━━━━━ EXCERPTED TEXT ━━━━━
I am getting a lot of emails about "the rise of the far right in Europe" the last days. That generally means that there are two countries that gained broader attention in which the far right does well. But how significant is this "rise" really? #thread 🧵
In Sweden 🇸🇪, #SwedenDemocrats gained 3% compared to 2018. Taking into account slightly lower turnout, it was actually 2%.
2022: 20.5% x 84.2% = 17.26%
2018: 17.5% x 87.1% = 15.24%
In France, Marine Le Pen gained effectively (% of electorate) just o.6% in 1st round and 4.6% in 2nd round.
2022: 23.2% x 73.7% = 17.2%
2017: 21.3% x 77.8% = 16.6%
2022: 41.5% x 72.0% = 29.9%
2017: 33.9% x 74.6% = 25.3%
In Italy, polls do predict a significant increase of radical right (FdI + Lega): roughly +11%. However, if you look at Right Bloc, and include FI, gains will be closer to 3-4%. And we don't know turnout yet. Not to speak of loss MS5, which had very right-wing campaign in 2018.
Previously, we had serious gains in Portugal (Chega), losses in Slovenia (both SNS out of parliament, SDS out of government!), and insignificant result in Malta.
And this ignore (small) losses for far right in Czechia, Germany, and Norway versus (small) gains in Cyprus and the Netherlands -- Bulgaria is a bit too volatile to include, while Iceland had no far right!
━━━━━ STORED ROWS ━━━━━
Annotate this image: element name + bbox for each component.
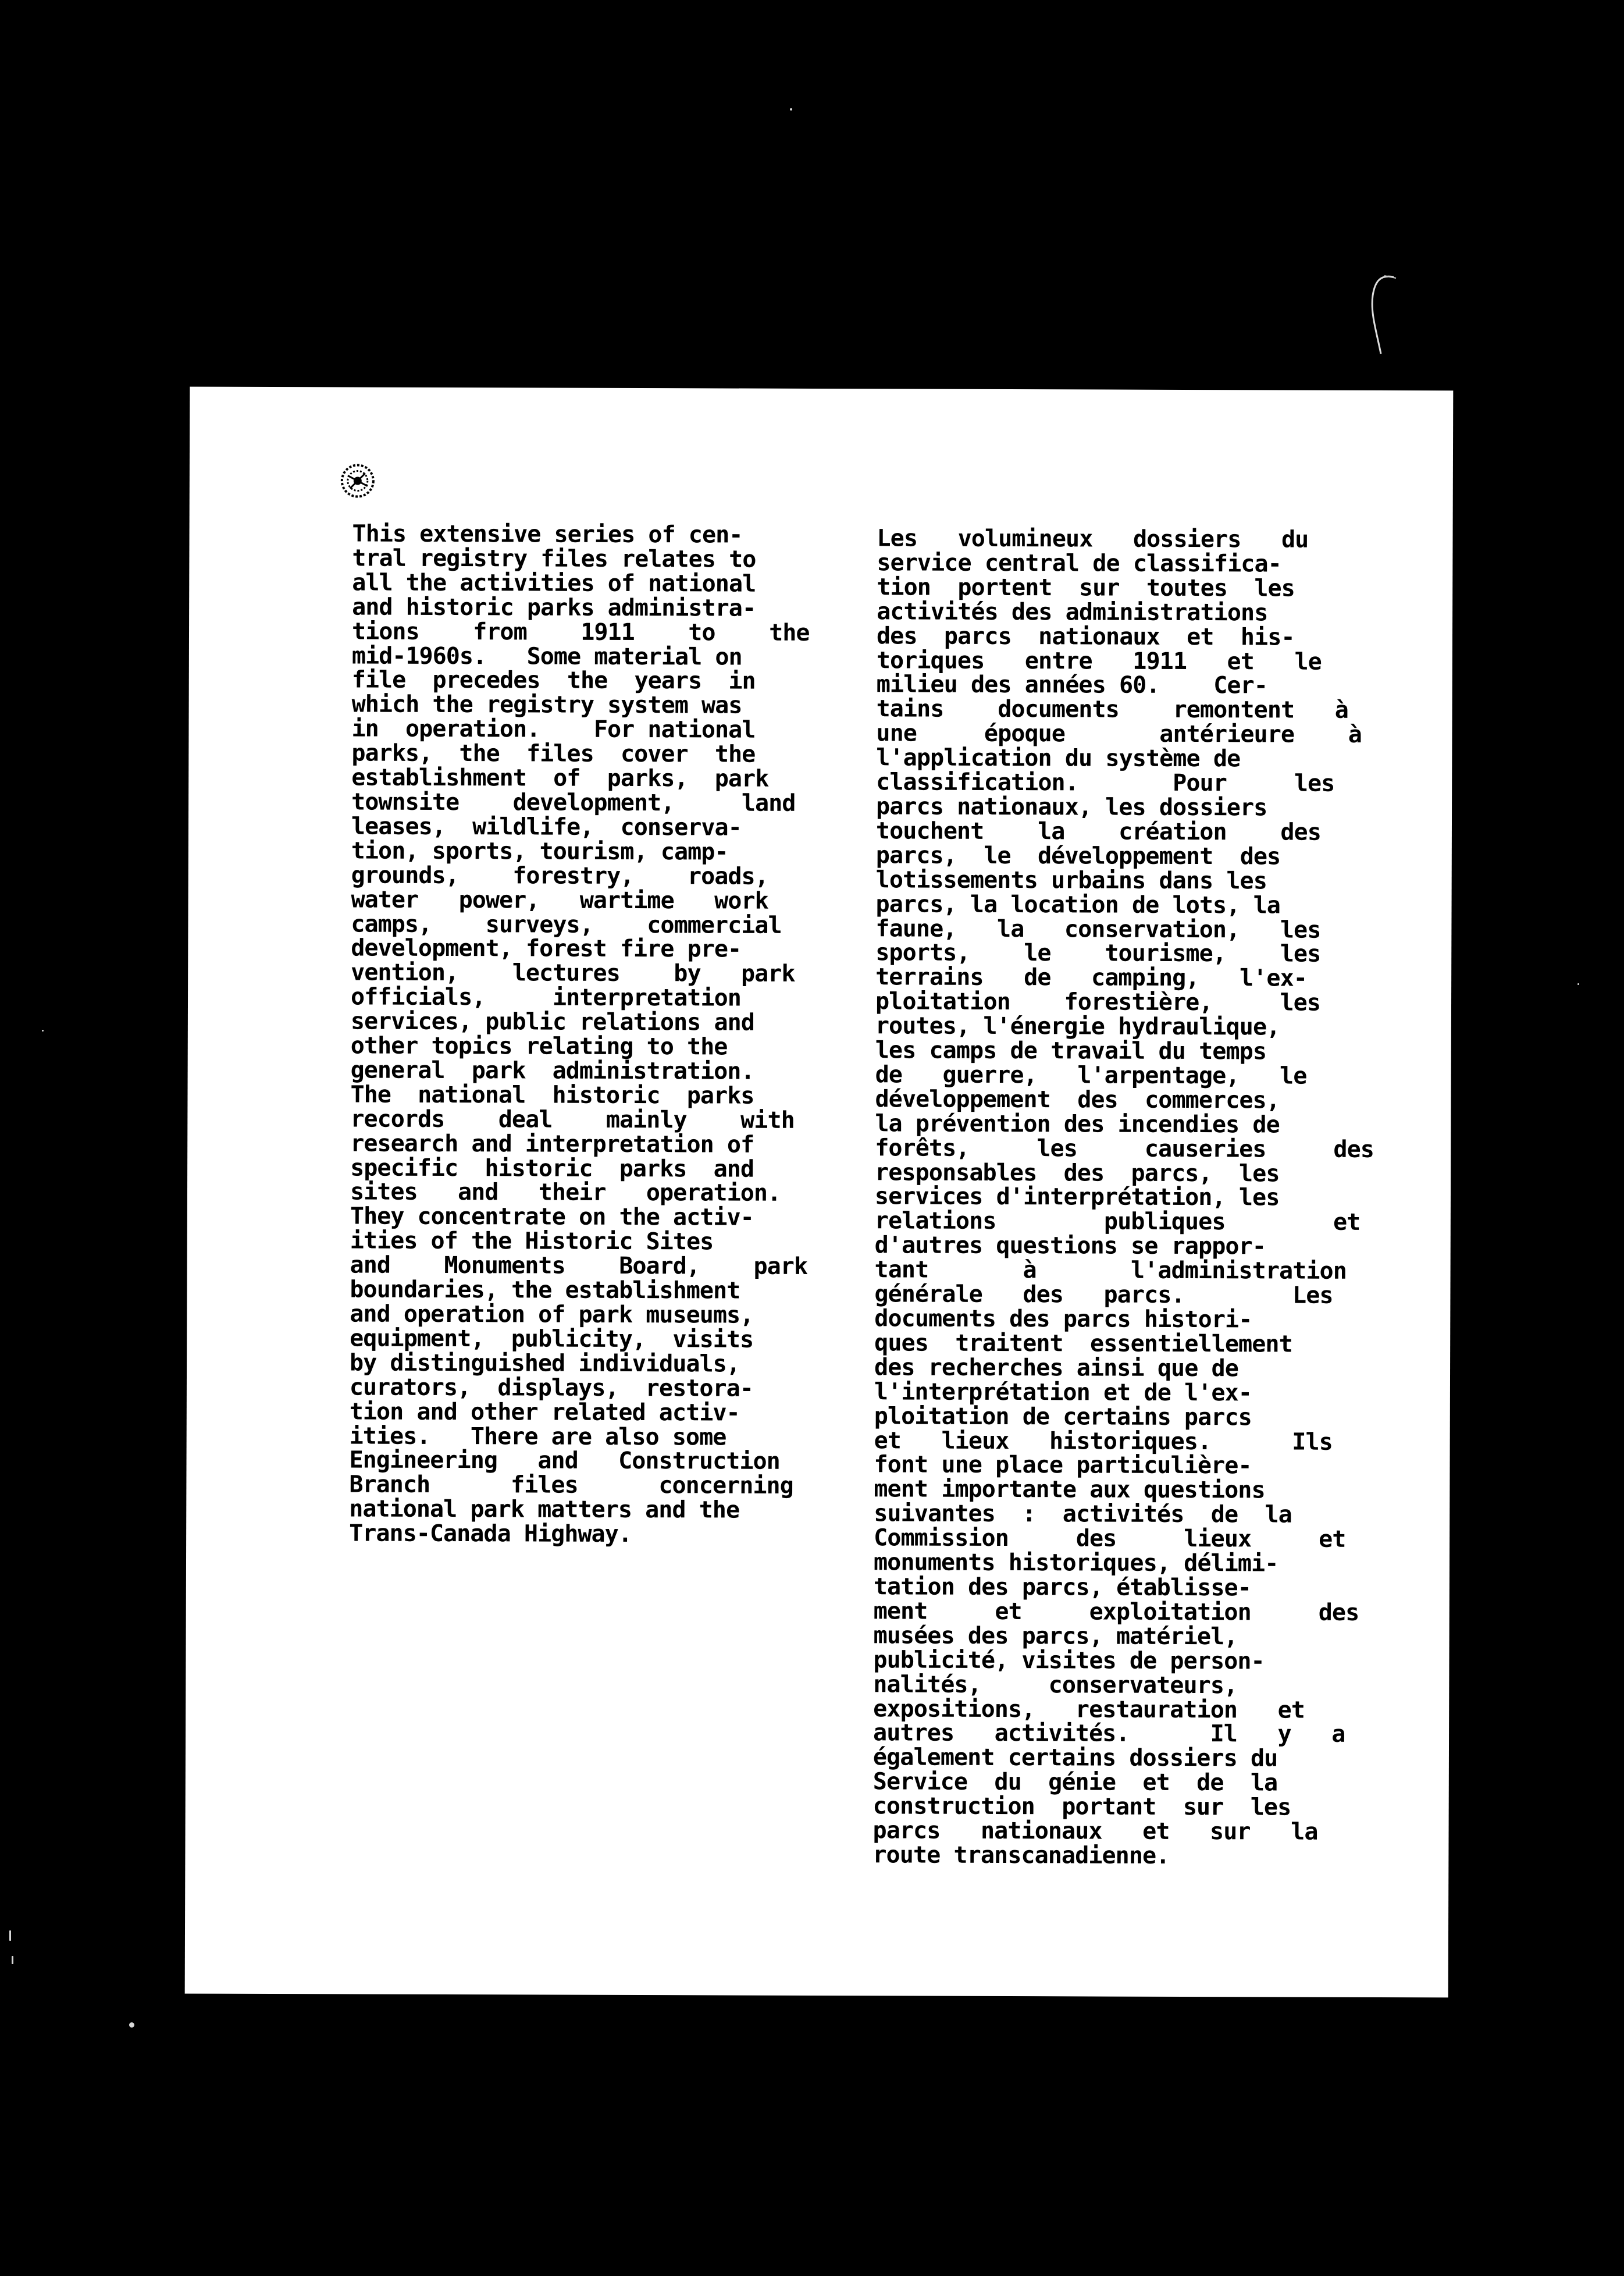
french-line: routes, l'énergie hydraulique, (875, 1012, 1280, 1041)
french-line: tion portent sur toutes les (877, 574, 1295, 602)
french-line: tains documents remontent à (876, 695, 1349, 724)
french-line: parcs, le développement des (875, 842, 1281, 870)
english-line: boundaries, the establishment (350, 1276, 740, 1304)
scan-debris-mark (1363, 272, 1398, 365)
english-line: parks, the files cover the (351, 739, 756, 768)
french-line: construction portant sur les (872, 1793, 1291, 1821)
french-line: sports, le tourisme, les (875, 939, 1321, 968)
english-line: ities of the Historic Sites (350, 1227, 714, 1256)
english-line: tions from 1911 to the (351, 618, 810, 646)
archival-stamp-icon (340, 463, 376, 499)
english-line: tion and other related activ- (349, 1398, 740, 1427)
french-line: suivantes : activités de la (874, 1500, 1292, 1528)
french-line: l'application du système de (876, 744, 1241, 773)
english-line: file precedes the years in (351, 666, 756, 695)
french-line: nalités, conservateurs, (873, 1670, 1238, 1699)
french-line: touchent la création des (875, 817, 1322, 846)
french-line: ques traitent essentiellement (874, 1329, 1292, 1358)
english-line: sites and their operation. (350, 1178, 781, 1207)
french-line: parcs nationaux, les dossiers (876, 793, 1267, 822)
french-line: développement des commerces, (875, 1086, 1280, 1114)
french-line: milieu des années 60. Cer- (876, 671, 1268, 699)
english-line: development, forest fire pre- (351, 934, 742, 963)
english-line: tion, sports, tourism, camp- (351, 837, 728, 866)
french-line: activités des administrations (877, 598, 1268, 627)
french-text-column (872, 527, 1376, 1869)
english-line: general park administration. (350, 1057, 754, 1085)
scan-speck (790, 108, 792, 111)
english-line: water power, wartime work (351, 886, 768, 915)
french-line: tation des parcs, établisse- (873, 1573, 1252, 1602)
english-line: camps, surveys, commercial (351, 910, 782, 939)
french-line: Commission des lieux et (874, 1524, 1346, 1553)
english-line: by distinguished individuals, (350, 1349, 740, 1378)
english-line: and operation of park museums, (350, 1300, 754, 1329)
scan-speck (9, 1930, 11, 1941)
french-line: des recherches ainsi que de (874, 1354, 1239, 1382)
french-line: monuments historiques, délimi- (873, 1549, 1278, 1577)
scan-speck (129, 2022, 134, 2028)
french-line: faune, la conservation, les (875, 915, 1321, 944)
english-line: vention, lectures by park (351, 959, 795, 988)
french-line: responsables des parcs, les (875, 1158, 1280, 1187)
french-line: générale des parcs. Les (874, 1281, 1333, 1309)
english-line: Trans-Canada Highway. (349, 1520, 632, 1548)
french-line: services d'interprétation, les (874, 1183, 1280, 1211)
english-line: mid-1960s. Some material on (351, 642, 742, 671)
french-line: Les volumineux dossiers du (877, 525, 1309, 553)
french-line: et lieux historiques. Ils (874, 1427, 1333, 1456)
french-line: route transcanadienne. (872, 1841, 1170, 1869)
english-text-column (349, 522, 810, 1548)
english-line: specific historic parks and (350, 1154, 754, 1183)
english-line: Branch files concerning (349, 1471, 793, 1500)
scan-speck (42, 1030, 44, 1032)
english-line: townsite development, land (351, 788, 796, 817)
french-line: font une place particulière- (874, 1451, 1252, 1480)
english-line: and Monuments Board, park (350, 1251, 808, 1281)
french-line: d'autres questions se rappor- (874, 1232, 1266, 1260)
french-line: publicité, visites de person- (873, 1646, 1265, 1675)
french-line: Service du génie et de la (872, 1768, 1278, 1797)
scan-speck (1577, 983, 1579, 985)
french-line: toriques entre 1911 et le (876, 646, 1322, 675)
french-line: l'interprétation et de l'ex- (874, 1378, 1252, 1407)
english-line: research and interpretation of (350, 1130, 754, 1158)
english-line: grounds, forestry, roads, (351, 862, 768, 890)
french-line: ment importante aux questions (874, 1475, 1265, 1504)
english-line: tral registry files relates to (352, 545, 756, 573)
french-line: service central de classifica- (877, 549, 1281, 578)
french-line: forêts, les causeries des (875, 1134, 1374, 1163)
english-line: ities. There are also some (349, 1422, 726, 1451)
english-line: services, public relations and (350, 1008, 754, 1036)
english-line: curators, displays, restora- (349, 1374, 753, 1402)
english-line: and historic parks administra- (352, 593, 756, 622)
french-line: autres activités. Il y a (873, 1719, 1345, 1748)
english-line: This extensive series of cen- (352, 520, 743, 549)
english-line: establishment of parks, park (351, 764, 769, 792)
french-line: des parcs nationaux et his- (876, 622, 1295, 651)
french-line: musées des parcs, matériel, (873, 1622, 1238, 1651)
french-line: classification. Pour les (876, 769, 1335, 797)
english-line: They concentrate on the activ- (350, 1203, 754, 1232)
french-line: une époque antérieure à (876, 720, 1362, 749)
french-line: expositions, restauration et (873, 1695, 1305, 1724)
french-line: relations publiques et (874, 1207, 1361, 1236)
french-line: également certains dossiers du (872, 1744, 1278, 1772)
english-line: equipment, publicity, visits (350, 1325, 754, 1353)
french-line: parcs nationaux et sur la (872, 1817, 1318, 1845)
english-line: leases, wildlife, conserva- (351, 813, 742, 841)
french-line: lotissements urbains dans les (875, 866, 1267, 895)
english-line: in operation. For national (351, 715, 756, 744)
english-line: records deal mainly with (350, 1105, 795, 1134)
french-line: parcs, la location de lots, la (875, 890, 1281, 919)
english-line: other topics relating to the (350, 1032, 728, 1061)
french-line: ploitation de certains parcs (874, 1402, 1252, 1431)
french-line: terrains de camping, l'ex- (875, 963, 1308, 992)
french-line: ploitation forestière, les (875, 988, 1321, 1016)
english-line: which the registry system was (351, 691, 742, 719)
french-line: tant à l'administration (874, 1256, 1347, 1285)
french-line: les camps de travail du temps (875, 1037, 1267, 1065)
english-line: The national historic parks (350, 1081, 754, 1109)
document-page (185, 387, 1454, 1998)
french-line: la prévention des incendies de (875, 1110, 1280, 1139)
scan-speck (12, 1956, 13, 1964)
english-line: national park matters and the (349, 1495, 740, 1524)
french-line: ment et exploitation des (873, 1598, 1359, 1626)
english-line: officials, interpretation (350, 983, 741, 1012)
english-line: all the activities of national (352, 569, 756, 598)
french-line: de guerre, l'arpentage, le (875, 1061, 1307, 1090)
french-line: documents des parcs histori- (874, 1305, 1252, 1333)
english-line: Engineering and Construction (349, 1446, 780, 1475)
━━━━━
**OBJECTIVES:**
1) Retype the part of the thread on far-right gains in Europe that opens with the words containing "2022: 20.5% x" and closes with "campaign in 2018.".
2) Answer these questions from the thread on far-right gains in Europe:
(a) By how much did the Sweden Democrats gain compared to 2018, before turnout is taken into account?
(b) Which party made serious gains in Portugal?
(c) Which country had no far right?
3) Continue the thread on far-right gains in Europe from where it stops.
The lines that come after the thread have no connection to it.

**OUTPUTS BY TASK:**
1)
2022: 20.5% x 84.2% = 17.26%
2018: 17.5% x 87.1% = 15.24%
In France, Marine Le Pen gained effectively (% of electorate) just o.6% in 1st round and 4.6% in 2nd round.
2022: 23.2% x 73.7% = 17.2%
2017: 21.3% x 77.8% = 16.6%
2022: 41.5% x 72.0% = 29.9%
2017: 33.9% x 74.6% = 25.3%
In Italy, polls do predict a significant increase of radical right (FdI + Lega): roughly +11%. However, if you look at Right Bloc, and include FI, gains will be closer to 3-4%. And we don't know turnout yet. Not to speak of loss MS5, which had very right-wing campaign in 2018.

2)
(a) 3%
(b) Chega
(c) Iceland

3)
I am excluding the massive victory for Fidesz in Hungary because, as now finally is being acknowledged within the EU too, those elections were not free and fair and Hungary has ceased to be a democracy.
I am not trying to argue that (1) the far right is not on the rise; or (2) the far right is not a major player (and danger) in Europe. Rather, I think media should stop with these opportunistic short-term perspectives ("death" in 2020, "rise" in 2022) and focus on long term!
Moreover, and most importantly, the rise of far-right parties is only part of the story. The facilitating and mainstreaming of far-right parties as well as the adoption of far-right frames and positions by other parties is at least as important and barely addressed in media.
The far right (not "populism") is the main threat to democracies around the world in the early 21st century. It has killed liberal democracy in Hungary (and possibly India), is trying to do so in Brazil, Poland and the US, and is weakening it across the EU.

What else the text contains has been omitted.